**Brief:**
The exercise asks for every line of the data to be reproduced exactly.

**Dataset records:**
-------

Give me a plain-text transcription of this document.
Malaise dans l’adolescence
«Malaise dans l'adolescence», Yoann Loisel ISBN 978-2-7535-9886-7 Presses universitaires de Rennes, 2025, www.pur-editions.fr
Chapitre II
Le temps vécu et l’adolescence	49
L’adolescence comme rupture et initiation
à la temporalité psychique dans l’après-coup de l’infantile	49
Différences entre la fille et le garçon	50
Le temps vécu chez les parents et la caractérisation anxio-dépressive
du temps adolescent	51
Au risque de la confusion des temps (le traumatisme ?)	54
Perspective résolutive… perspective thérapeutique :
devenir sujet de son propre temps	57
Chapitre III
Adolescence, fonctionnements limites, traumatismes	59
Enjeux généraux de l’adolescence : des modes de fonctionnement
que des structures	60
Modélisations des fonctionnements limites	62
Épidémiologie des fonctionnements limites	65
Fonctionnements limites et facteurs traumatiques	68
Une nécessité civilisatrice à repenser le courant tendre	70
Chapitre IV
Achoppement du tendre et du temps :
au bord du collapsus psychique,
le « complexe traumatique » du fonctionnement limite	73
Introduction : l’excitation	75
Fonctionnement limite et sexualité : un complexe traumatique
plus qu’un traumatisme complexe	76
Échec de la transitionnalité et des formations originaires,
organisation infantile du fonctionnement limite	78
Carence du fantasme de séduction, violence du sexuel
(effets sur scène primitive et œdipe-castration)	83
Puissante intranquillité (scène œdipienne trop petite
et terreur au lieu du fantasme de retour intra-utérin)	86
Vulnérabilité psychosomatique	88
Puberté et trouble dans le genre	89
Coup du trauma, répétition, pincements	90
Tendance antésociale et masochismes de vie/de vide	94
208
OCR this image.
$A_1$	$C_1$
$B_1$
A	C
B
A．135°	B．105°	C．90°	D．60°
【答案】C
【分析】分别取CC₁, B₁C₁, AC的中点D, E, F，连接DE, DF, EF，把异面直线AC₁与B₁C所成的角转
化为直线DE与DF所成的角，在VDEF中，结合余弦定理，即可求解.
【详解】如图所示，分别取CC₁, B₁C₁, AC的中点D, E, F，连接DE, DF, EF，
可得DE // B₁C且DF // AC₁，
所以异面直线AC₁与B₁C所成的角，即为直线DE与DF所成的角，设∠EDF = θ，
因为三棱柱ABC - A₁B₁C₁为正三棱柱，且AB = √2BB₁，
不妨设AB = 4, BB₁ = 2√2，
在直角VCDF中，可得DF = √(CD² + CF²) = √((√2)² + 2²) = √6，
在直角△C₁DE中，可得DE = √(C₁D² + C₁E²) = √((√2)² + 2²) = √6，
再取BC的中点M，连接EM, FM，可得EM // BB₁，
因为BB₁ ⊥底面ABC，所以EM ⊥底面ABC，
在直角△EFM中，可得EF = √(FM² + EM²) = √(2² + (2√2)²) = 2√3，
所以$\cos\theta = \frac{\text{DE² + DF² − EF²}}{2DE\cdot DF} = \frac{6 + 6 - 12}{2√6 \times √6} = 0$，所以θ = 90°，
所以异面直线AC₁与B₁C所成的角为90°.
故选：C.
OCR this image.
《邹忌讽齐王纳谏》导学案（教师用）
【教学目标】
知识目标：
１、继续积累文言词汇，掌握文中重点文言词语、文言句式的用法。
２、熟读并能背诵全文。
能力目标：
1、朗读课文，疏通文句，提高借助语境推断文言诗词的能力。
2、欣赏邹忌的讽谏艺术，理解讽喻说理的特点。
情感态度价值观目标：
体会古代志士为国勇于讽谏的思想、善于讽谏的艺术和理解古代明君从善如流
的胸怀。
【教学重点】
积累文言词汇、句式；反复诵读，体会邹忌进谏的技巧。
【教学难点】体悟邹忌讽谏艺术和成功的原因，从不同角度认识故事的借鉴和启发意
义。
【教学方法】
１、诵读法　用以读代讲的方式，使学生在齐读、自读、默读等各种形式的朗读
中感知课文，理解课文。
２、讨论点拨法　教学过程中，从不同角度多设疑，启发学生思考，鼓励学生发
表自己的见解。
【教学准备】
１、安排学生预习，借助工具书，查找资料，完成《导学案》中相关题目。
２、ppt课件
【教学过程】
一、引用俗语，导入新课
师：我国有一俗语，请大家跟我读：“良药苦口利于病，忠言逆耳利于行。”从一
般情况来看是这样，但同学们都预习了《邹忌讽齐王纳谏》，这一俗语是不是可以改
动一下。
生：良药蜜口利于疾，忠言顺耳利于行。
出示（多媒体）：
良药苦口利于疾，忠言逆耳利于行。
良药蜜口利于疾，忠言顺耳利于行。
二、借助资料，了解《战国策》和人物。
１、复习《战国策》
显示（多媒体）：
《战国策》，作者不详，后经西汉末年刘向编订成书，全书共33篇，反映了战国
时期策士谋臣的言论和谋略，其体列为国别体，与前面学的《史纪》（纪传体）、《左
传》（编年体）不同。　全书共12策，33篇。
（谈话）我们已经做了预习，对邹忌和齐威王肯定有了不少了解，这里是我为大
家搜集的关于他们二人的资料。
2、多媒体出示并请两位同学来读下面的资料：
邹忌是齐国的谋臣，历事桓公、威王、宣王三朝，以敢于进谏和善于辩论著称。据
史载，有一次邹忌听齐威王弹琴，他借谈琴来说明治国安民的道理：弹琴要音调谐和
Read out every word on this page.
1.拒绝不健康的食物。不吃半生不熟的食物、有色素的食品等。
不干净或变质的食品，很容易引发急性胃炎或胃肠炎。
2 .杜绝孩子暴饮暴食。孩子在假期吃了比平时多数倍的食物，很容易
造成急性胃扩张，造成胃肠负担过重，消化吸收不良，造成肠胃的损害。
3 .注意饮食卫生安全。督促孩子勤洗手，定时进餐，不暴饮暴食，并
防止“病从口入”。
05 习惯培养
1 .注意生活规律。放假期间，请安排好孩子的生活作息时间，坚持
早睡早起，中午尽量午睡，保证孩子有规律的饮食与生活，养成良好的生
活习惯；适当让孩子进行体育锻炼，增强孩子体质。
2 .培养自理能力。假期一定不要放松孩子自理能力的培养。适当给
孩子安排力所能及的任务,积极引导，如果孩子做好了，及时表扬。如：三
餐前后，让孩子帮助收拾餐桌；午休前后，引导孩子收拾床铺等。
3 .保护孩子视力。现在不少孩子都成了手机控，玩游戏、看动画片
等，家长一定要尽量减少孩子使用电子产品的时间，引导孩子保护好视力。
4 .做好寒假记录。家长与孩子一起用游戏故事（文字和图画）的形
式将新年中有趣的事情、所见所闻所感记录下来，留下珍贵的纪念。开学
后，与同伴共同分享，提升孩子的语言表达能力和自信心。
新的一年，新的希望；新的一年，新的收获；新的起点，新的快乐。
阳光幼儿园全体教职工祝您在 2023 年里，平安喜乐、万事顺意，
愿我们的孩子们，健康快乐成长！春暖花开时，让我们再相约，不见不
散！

-------

**Written solution:**
Give me a plain-text transcription of this document.
Malaise dans l’adolescence
«Malaise dans l'adolescence», Yoann Loisel ISBN 978-2-7535-9886-7 Presses universitaires de Rennes, 2025, www.pur-editions.fr
Chapitre II
Le temps vécu et l’adolescence	49
L’adolescence comme rupture et initiation
à la temporalité psychique dans l’après-coup de l’infantile	49
Différences entre la fille et le garçon	50
Le temps vécu chez les parents et la caractérisation anxio-dépressive
du temps adolescent	51
Au risque de la confusion des temps (le traumatisme ?)	54
Perspective résolutive… perspective thérapeutique :
devenir sujet de son propre temps	57
Chapitre III
Adolescence, fonctionnements limites, traumatismes	59
Enjeux généraux de l’adolescence : des modes de fonctionnement
que des structures	60
Modélisations des fonctionnements limites	62
Épidémiologie des fonctionnements limites	65
Fonctionnements limites et facteurs traumatiques	68
Une nécessité civilisatrice à repenser le courant tendre	70
Chapitre IV
Achoppement du tendre et du temps :
au bord du collapsus psychique,
le « complexe traumatique » du fonctionnement limite	73
Introduction : l’excitation	75
Fonctionnement limite et sexualité : un complexe traumatique
plus qu’un traumatisme complexe	76
Échec de la transitionnalité et des formations originaires,
organisation infantile du fonctionnement limite	78
Carence du fantasme de séduction, violence du sexuel
(effets sur scène primitive et œdipe-castration)	83
Puissante intranquillité (scène œdipienne trop petite
et terreur au lieu du fantasme de retour intra-utérin)	86
Vulnérabilité psychosomatique	88
Puberté et trouble dans le genre	89
Coup du trauma, répétition, pincements	90
Tendance antésociale et masochismes de vie/de vide	94
208
OCR this image.
$A_1$	$C_1$
$B_1$
A	C
B
A．135°	B．105°	C．90°	D．60°
【答案】C
【分析】分别取CC₁, B₁C₁, AC的中点D, E, F，连接DE, DF, EF，把异面直线AC₁与B₁C所成的角转
化为直线DE与DF所成的角，在VDEF中，结合余弦定理，即可求解.
【详解】如图所示，分别取CC₁, B₁C₁, AC的中点D, E, F，连接DE, DF, EF，
可得DE // B₁C且DF // AC₁，
所以异面直线AC₁与B₁C所成的角，即为直线DE与DF所成的角，设∠EDF = θ，
因为三棱柱ABC - A₁B₁C₁为正三棱柱，且AB = √2BB₁，
不妨设AB = 4, BB₁ = 2√2，
在直角VCDF中，可得DF = √(CD² + CF²) = √((√2)² + 2²) = √6，
在直角△C₁DE中，可得DE = √(C₁D² + C₁E²) = √((√2)² + 2²) = √6，
再取BC的中点M，连接EM, FM，可得EM // BB₁，
因为BB₁ ⊥底面ABC，所以EM ⊥底面ABC，
在直角△EFM中，可得EF = √(FM² + EM²) = √(2² + (2√2)²) = 2√3，
所以$\cos\theta = \frac{\text{DE² + DF² − EF²}}{2DE\cdot DF} = \frac{6 + 6 - 12}{2√6 \times √6} = 0$，所以θ = 90°，
所以异面直线AC₁与B₁C所成的角为90°.
故选：C.
OCR this image.
《邹忌讽齐王纳谏》导学案（教师用）
【教学目标】
知识目标：
１、继续积累文言词汇，掌握文中重点文言词语、文言句式的用法。
２、熟读并能背诵全文。
能力目标：
1、朗读课文，疏通文句，提高借助语境推断文言诗词的能力。
2、欣赏邹忌的讽谏艺术，理解讽喻说理的特点。
情感态度价值观目标：
体会古代志士为国勇于讽谏的思想、善于讽谏的艺术和理解古代明君从善如流
的胸怀。
【教学重点】
积累文言词汇、句式；反复诵读，体会邹忌进谏的技巧。
【教学难点】体悟邹忌讽谏艺术和成功的原因，从不同角度认识故事的借鉴和启发意
义。
【教学方法】
１、诵读法　用以读代讲的方式，使学生在齐读、自读、默读等各种形式的朗读
中感知课文，理解课文。
２、讨论点拨法　教学过程中，从不同角度多设疑，启发学生思考，鼓励学生发
表自己的见解。
【教学准备】
１、安排学生预习，借助工具书，查找资料，完成《导学案》中相关题目。
２、ppt课件
【教学过程】
一、引用俗语，导入新课
师：我国有一俗语，请大家跟我读：“良药苦口利于病，忠言逆耳利于行。”从一
般情况来看是这样，但同学们都预习了《邹忌讽齐王纳谏》，这一俗语是不是可以改
动一下。
生：良药蜜口利于疾，忠言顺耳利于行。
出示（多媒体）：
良药苦口利于疾，忠言逆耳利于行。
良药蜜口利于疾，忠言顺耳利于行。
二、借助资料，了解《战国策》和人物。
１、复习《战国策》
显示（多媒体）：
《战国策》，作者不详，后经西汉末年刘向编订成书，全书共33篇，反映了战国
时期策士谋臣的言论和谋略，其体列为国别体，与前面学的《史纪》（纪传体）、《左
传》（编年体）不同。　全书共12策，33篇。
（谈话）我们已经做了预习，对邹忌和齐威王肯定有了不少了解，这里是我为大
家搜集的关于他们二人的资料。
2、多媒体出示并请两位同学来读下面的资料：
邹忌是齐国的谋臣，历事桓公、威王、宣王三朝，以敢于进谏和善于辩论著称。据
史载，有一次邹忌听齐威王弹琴，他借谈琴来说明治国安民的道理：弹琴要音调谐和
Read out every word on this page.
1.拒绝不健康的食物。不吃半生不熟的食物、有色素的食品等。
不干净或变质的食品，很容易引发急性胃炎或胃肠炎。
2 .杜绝孩子暴饮暴食。孩子在假期吃了比平时多数倍的食物，很容易
造成急性胃扩张，造成胃肠负担过重，消化吸收不良，造成肠胃的损害。
3 .注意饮食卫生安全。督促孩子勤洗手，定时进餐，不暴饮暴食，并
防止“病从口入”。
05 习惯培养
1 .注意生活规律。放假期间，请安排好孩子的生活作息时间，坚持
早睡早起，中午尽量午睡，保证孩子有规律的饮食与生活，养成良好的生
活习惯；适当让孩子进行体育锻炼，增强孩子体质。
2 .培养自理能力。假期一定不要放松孩子自理能力的培养。适当给
孩子安排力所能及的任务,积极引导，如果孩子做好了，及时表扬。如：三
餐前后，让孩子帮助收拾餐桌；午休前后，引导孩子收拾床铺等。
3 .保护孩子视力。现在不少孩子都成了手机控，玩游戏、看动画片
等，家长一定要尽量减少孩子使用电子产品的时间，引导孩子保护好视力。
4 .做好寒假记录。家长与孩子一起用游戏故事（文字和图画）的形
式将新年中有趣的事情、所见所闻所感记录下来，留下珍贵的纪念。开学
后，与同伴共同分享，提升孩子的语言表达能力和自信心。
新的一年，新的希望；新的一年，新的收获；新的起点，新的快乐。
阳光幼儿园全体教职工祝您在 2023 年里，平安喜乐、万事顺意，
愿我们的孩子们，健康快乐成长！春暖花开时，让我们再相约，不见不
散！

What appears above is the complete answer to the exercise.